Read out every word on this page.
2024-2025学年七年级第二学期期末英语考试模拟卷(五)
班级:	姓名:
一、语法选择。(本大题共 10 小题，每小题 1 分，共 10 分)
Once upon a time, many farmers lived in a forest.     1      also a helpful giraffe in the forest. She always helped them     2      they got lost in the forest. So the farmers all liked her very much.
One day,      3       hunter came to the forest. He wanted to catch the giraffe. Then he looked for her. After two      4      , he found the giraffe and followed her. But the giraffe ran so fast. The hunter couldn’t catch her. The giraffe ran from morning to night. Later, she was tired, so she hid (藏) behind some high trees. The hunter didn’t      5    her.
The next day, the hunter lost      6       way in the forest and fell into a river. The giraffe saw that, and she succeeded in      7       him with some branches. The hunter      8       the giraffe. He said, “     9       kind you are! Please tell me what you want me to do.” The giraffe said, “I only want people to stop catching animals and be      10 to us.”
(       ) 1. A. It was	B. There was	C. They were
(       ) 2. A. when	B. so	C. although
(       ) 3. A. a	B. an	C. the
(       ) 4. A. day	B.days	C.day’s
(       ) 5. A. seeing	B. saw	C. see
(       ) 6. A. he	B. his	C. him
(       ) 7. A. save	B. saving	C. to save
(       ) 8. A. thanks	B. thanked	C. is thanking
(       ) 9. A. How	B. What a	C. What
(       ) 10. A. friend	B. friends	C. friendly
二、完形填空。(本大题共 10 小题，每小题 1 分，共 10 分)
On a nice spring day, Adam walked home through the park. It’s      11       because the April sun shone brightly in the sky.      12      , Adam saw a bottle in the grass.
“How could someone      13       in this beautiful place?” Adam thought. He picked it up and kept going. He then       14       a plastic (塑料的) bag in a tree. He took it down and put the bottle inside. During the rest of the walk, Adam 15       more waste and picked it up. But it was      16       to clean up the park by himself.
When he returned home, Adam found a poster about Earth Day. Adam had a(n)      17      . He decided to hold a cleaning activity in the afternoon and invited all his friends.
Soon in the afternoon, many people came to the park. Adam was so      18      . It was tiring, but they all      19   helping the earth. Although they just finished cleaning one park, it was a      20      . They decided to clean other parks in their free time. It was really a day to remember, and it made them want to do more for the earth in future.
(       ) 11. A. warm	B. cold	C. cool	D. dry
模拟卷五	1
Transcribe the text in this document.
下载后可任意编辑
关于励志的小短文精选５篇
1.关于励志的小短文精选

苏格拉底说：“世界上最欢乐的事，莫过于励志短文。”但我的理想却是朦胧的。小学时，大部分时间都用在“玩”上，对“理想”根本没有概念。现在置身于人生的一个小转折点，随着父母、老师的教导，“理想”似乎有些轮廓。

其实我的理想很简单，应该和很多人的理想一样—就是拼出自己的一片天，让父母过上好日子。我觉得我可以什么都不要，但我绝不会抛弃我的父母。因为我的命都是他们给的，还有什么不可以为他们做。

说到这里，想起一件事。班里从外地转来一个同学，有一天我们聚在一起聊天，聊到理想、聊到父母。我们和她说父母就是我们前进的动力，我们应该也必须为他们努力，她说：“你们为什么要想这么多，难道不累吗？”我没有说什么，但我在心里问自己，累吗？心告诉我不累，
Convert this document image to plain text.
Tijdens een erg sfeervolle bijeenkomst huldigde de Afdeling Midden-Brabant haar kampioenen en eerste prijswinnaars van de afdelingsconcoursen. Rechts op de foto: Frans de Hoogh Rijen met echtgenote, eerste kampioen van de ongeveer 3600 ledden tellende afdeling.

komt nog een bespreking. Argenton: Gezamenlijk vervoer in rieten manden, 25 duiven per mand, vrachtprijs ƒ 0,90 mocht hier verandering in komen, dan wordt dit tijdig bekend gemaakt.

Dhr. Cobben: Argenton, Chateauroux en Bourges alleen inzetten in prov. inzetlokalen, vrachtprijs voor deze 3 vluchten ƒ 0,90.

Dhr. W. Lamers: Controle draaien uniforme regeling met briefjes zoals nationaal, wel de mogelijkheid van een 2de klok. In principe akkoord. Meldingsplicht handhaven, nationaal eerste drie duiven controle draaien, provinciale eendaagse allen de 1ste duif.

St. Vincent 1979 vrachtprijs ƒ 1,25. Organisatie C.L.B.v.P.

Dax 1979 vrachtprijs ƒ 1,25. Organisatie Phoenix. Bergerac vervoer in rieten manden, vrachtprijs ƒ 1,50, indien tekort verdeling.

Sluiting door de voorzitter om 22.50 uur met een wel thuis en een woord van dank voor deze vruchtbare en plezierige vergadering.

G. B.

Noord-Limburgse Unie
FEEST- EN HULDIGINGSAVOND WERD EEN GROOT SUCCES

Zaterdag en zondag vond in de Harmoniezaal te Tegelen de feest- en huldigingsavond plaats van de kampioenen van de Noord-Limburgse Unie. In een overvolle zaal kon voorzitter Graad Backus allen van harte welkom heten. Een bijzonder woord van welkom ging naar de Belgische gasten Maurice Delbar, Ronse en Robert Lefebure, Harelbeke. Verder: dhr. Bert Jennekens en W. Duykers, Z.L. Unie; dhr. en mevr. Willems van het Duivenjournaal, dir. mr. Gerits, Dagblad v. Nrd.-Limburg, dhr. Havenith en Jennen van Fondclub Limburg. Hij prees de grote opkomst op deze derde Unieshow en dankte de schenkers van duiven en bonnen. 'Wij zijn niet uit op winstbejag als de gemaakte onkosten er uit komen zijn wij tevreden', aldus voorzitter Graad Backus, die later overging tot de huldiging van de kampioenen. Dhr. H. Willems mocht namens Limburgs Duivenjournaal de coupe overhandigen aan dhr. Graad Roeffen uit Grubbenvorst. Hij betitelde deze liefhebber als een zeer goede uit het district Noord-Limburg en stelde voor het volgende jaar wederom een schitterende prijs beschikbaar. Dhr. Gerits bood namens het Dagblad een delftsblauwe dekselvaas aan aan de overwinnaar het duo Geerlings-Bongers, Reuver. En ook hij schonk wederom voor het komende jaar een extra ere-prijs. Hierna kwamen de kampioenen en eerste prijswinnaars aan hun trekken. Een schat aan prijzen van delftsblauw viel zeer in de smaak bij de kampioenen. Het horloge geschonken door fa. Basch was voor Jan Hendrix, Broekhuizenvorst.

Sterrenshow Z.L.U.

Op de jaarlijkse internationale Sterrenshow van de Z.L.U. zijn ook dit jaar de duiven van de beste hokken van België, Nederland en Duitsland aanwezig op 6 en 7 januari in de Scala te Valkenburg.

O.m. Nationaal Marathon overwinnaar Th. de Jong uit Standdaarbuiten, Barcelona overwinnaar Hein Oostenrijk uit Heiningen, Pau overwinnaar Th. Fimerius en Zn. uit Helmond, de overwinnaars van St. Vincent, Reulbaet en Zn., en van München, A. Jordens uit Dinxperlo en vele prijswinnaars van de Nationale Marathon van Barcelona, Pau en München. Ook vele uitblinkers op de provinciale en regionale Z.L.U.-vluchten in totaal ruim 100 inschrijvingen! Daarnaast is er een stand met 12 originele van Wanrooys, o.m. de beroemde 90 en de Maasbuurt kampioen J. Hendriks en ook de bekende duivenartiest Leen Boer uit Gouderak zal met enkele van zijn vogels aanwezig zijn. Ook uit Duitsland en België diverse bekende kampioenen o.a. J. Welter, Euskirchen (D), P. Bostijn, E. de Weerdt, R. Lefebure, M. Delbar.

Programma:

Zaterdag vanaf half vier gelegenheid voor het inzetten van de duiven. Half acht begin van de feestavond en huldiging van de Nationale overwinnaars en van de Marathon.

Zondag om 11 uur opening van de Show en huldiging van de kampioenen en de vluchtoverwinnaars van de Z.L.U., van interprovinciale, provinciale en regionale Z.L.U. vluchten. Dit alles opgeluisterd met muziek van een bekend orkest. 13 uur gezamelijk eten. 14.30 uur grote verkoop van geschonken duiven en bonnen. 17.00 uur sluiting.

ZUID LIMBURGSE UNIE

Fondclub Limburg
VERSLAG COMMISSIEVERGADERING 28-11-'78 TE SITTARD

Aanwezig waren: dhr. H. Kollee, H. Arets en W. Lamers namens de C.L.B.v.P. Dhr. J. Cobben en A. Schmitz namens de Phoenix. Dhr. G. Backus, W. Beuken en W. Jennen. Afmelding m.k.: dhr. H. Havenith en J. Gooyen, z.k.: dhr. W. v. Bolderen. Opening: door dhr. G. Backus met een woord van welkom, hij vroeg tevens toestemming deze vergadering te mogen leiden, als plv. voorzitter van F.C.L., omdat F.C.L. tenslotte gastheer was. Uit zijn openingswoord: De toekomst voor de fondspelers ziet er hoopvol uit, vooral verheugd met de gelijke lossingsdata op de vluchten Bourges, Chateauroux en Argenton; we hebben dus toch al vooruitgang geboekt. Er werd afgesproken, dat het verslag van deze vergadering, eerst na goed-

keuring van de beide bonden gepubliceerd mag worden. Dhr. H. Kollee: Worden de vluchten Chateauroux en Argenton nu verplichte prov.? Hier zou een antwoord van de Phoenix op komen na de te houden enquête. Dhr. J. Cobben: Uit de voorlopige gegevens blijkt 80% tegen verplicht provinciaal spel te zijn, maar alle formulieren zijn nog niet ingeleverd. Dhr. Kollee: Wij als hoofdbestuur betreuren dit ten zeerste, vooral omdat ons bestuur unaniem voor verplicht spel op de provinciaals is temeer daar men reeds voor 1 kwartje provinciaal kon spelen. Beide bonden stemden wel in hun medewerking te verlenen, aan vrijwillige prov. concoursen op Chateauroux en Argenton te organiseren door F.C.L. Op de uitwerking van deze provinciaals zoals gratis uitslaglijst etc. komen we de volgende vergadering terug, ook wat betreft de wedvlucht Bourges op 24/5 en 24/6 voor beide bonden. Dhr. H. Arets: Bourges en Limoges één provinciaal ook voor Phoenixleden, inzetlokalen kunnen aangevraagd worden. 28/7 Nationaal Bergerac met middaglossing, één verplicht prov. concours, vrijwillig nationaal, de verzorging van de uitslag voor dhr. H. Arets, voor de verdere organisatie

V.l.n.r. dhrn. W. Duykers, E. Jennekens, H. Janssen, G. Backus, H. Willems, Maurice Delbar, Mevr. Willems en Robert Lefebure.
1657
+++++
▸ Problem
Which lines contain the word "vrachtprijs"? Return each of them.

▸ Solution to the problem
komt nog een bespreking. Argenton: Gezamenlijk vervoer in rieten manden, 25 duiven per mand, vrachtprijs ƒ 0,90 mocht hier verandering in komen, dan wordt dit tijdig bekend gemaakt.
Dhr. Cobben: Argenton, Chateauroux en Bourges alleen inzetten in prov. inzetlokalen, vrachtprijs voor deze 3 vluchten ƒ 0,90.
St. Vincent 1979 vrachtprijs ƒ 1,25. Organisatie C.L.B.v.P.
Dax 1979 vrachtprijs ƒ 1,25. Organisatie Phoenix. Bergerac vervoer in rieten manden, vrachtprijs ƒ 1,50, indien tekort verdeling.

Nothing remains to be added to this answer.